Given request |
Lines containing the word "this" need to be counted. Please reply with how many there are, and nothing else.

Source data:
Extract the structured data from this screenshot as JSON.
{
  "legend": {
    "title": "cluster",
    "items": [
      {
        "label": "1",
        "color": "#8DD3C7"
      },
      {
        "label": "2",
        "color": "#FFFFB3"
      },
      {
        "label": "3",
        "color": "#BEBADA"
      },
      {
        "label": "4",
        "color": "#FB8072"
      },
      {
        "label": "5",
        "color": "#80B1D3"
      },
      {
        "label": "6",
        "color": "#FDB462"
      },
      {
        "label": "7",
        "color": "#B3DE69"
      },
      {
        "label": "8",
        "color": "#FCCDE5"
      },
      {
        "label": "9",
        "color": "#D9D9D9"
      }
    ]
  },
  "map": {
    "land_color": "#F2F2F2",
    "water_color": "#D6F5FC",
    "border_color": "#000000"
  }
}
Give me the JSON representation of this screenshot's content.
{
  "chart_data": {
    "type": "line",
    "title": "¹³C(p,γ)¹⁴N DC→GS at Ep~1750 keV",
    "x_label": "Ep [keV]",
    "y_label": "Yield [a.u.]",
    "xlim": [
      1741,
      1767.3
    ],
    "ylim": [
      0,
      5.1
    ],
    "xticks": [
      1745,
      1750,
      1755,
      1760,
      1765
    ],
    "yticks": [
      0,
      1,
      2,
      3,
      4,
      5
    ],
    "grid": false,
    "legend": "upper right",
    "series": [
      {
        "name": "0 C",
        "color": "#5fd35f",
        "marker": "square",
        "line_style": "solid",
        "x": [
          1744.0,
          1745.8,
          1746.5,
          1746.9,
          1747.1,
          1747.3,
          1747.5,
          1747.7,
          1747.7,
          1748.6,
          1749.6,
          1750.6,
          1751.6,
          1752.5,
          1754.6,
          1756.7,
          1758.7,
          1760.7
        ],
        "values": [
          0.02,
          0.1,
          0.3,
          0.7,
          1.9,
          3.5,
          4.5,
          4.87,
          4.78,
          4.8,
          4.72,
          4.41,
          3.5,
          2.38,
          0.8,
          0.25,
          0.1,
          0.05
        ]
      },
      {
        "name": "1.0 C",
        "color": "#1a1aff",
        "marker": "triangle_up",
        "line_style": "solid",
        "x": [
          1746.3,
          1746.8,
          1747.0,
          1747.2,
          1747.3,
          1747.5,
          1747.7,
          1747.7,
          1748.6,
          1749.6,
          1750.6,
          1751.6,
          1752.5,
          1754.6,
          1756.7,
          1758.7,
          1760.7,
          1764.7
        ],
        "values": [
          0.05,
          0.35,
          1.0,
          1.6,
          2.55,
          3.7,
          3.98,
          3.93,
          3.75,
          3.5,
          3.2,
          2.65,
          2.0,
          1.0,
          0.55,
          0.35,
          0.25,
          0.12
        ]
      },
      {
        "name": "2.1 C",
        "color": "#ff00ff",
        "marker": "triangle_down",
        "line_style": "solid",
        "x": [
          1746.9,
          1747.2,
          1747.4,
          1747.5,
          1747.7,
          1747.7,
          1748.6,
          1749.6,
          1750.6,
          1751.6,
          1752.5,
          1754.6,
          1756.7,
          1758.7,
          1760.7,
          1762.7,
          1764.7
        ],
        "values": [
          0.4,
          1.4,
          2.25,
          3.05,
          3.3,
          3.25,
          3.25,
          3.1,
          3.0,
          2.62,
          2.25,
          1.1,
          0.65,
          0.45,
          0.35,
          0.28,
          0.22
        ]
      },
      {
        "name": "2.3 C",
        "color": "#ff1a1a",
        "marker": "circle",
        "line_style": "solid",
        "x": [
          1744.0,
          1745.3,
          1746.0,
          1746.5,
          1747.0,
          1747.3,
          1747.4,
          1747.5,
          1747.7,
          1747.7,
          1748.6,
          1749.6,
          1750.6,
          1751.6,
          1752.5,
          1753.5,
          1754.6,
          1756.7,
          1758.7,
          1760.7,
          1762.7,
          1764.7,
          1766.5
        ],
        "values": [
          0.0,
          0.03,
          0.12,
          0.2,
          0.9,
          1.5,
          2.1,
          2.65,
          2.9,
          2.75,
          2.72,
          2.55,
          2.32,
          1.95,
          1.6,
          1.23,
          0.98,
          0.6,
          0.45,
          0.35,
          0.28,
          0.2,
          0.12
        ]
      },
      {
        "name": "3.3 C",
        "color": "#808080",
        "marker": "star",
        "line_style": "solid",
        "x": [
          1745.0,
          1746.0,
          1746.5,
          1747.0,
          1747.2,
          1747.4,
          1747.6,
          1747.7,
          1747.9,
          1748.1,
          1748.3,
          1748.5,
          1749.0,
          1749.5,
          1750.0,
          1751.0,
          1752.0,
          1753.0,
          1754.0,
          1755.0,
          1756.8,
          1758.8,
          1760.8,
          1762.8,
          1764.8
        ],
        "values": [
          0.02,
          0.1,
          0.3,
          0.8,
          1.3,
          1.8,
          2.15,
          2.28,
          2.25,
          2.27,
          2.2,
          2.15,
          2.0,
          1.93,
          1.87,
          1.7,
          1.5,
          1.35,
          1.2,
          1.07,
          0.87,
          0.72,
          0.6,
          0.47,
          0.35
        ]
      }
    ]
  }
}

Reply to the exercise |
2